◆ Your goal
Every line below is to be quoted exactly, with nothing added or dropped.

◆ Data entries
##########

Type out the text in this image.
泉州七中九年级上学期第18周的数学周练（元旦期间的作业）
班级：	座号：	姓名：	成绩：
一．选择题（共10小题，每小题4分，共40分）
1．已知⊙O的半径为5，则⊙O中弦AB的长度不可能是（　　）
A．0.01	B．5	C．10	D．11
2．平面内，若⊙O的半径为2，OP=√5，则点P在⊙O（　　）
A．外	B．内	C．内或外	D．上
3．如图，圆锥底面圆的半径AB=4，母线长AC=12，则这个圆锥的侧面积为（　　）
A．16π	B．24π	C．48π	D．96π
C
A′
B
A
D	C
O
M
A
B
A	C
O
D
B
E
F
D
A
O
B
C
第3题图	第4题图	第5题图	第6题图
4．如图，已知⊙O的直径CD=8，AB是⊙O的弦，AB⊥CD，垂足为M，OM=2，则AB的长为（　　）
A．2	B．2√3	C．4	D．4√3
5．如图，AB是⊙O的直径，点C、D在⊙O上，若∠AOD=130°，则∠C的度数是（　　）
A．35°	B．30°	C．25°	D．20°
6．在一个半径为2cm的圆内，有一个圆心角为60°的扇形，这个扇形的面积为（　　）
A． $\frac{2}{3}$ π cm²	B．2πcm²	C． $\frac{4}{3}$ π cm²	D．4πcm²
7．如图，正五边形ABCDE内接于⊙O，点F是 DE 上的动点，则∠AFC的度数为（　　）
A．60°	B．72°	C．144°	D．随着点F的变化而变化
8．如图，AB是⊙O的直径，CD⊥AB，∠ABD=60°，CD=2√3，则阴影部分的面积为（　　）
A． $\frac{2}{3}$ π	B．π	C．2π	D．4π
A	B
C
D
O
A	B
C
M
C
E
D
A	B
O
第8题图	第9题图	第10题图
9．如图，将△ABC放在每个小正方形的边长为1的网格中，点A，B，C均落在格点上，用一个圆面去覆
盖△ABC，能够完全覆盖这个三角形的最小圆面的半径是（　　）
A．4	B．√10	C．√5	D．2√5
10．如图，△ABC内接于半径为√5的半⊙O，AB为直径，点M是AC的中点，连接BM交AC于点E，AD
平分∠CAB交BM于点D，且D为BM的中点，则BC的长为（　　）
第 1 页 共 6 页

##########

◆ Solution to the exercise
Type out the text in this image.
泉州七中九年级上学期第18周的数学周练（元旦期间的作业）
班级：	座号：	姓名：	成绩：
一．选择题（共10小题，每小题4分，共40分）
1．已知⊙O的半径为5，则⊙O中弦AB的长度不可能是（　　）
A．0.01	B．5	C．10	D．11
2．平面内，若⊙O的半径为2，OP=√5，则点P在⊙O（　　）
A．外	B．内	C．内或外	D．上
3．如图，圆锥底面圆的半径AB=4，母线长AC=12，则这个圆锥的侧面积为（　　）
A．16π	B．24π	C．48π	D．96π
C
A′
B
A
D	C
O
M
A
B
A	C
O
D
B
E
F
D
A
O
B
C
第3题图	第4题图	第5题图	第6题图
4．如图，已知⊙O的直径CD=8，AB是⊙O的弦，AB⊥CD，垂足为M，OM=2，则AB的长为（　　）
A．2	B．2√3	C．4	D．4√3
5．如图，AB是⊙O的直径，点C、D在⊙O上，若∠AOD=130°，则∠C的度数是（　　）
A．35°	B．30°	C．25°	D．20°
6．在一个半径为2cm的圆内，有一个圆心角为60°的扇形，这个扇形的面积为（　　）
A． $\frac{2}{3}$ π cm²	B．2πcm²	C． $\frac{4}{3}$ π cm²	D．4πcm²
7．如图，正五边形ABCDE内接于⊙O，点F是 DE 上的动点，则∠AFC的度数为（　　）
A．60°	B．72°	C．144°	D．随着点F的变化而变化
8．如图，AB是⊙O的直径，CD⊥AB，∠ABD=60°，CD=2√3，则阴影部分的面积为（　　）
A． $\frac{2}{3}$ π	B．π	C．2π	D．4π
A	B
C
D
O
A	B
C
M
C
E
D
A	B
O
第8题图	第9题图	第10题图
9．如图，将△ABC放在每个小正方形的边长为1的网格中，点A，B，C均落在格点上，用一个圆面去覆
盖△ABC，能够完全覆盖这个三角形的最小圆面的半径是（　　）
A．4	B．√10	C．√5	D．2√5
10．如图，△ABC内接于半径为√5的半⊙O，AB为直径，点M是AC的中点，连接BM交AC于点E，AD
平分∠CAB交BM于点D，且D为BM的中点，则BC的长为（　　）
第 1 页 共 6 页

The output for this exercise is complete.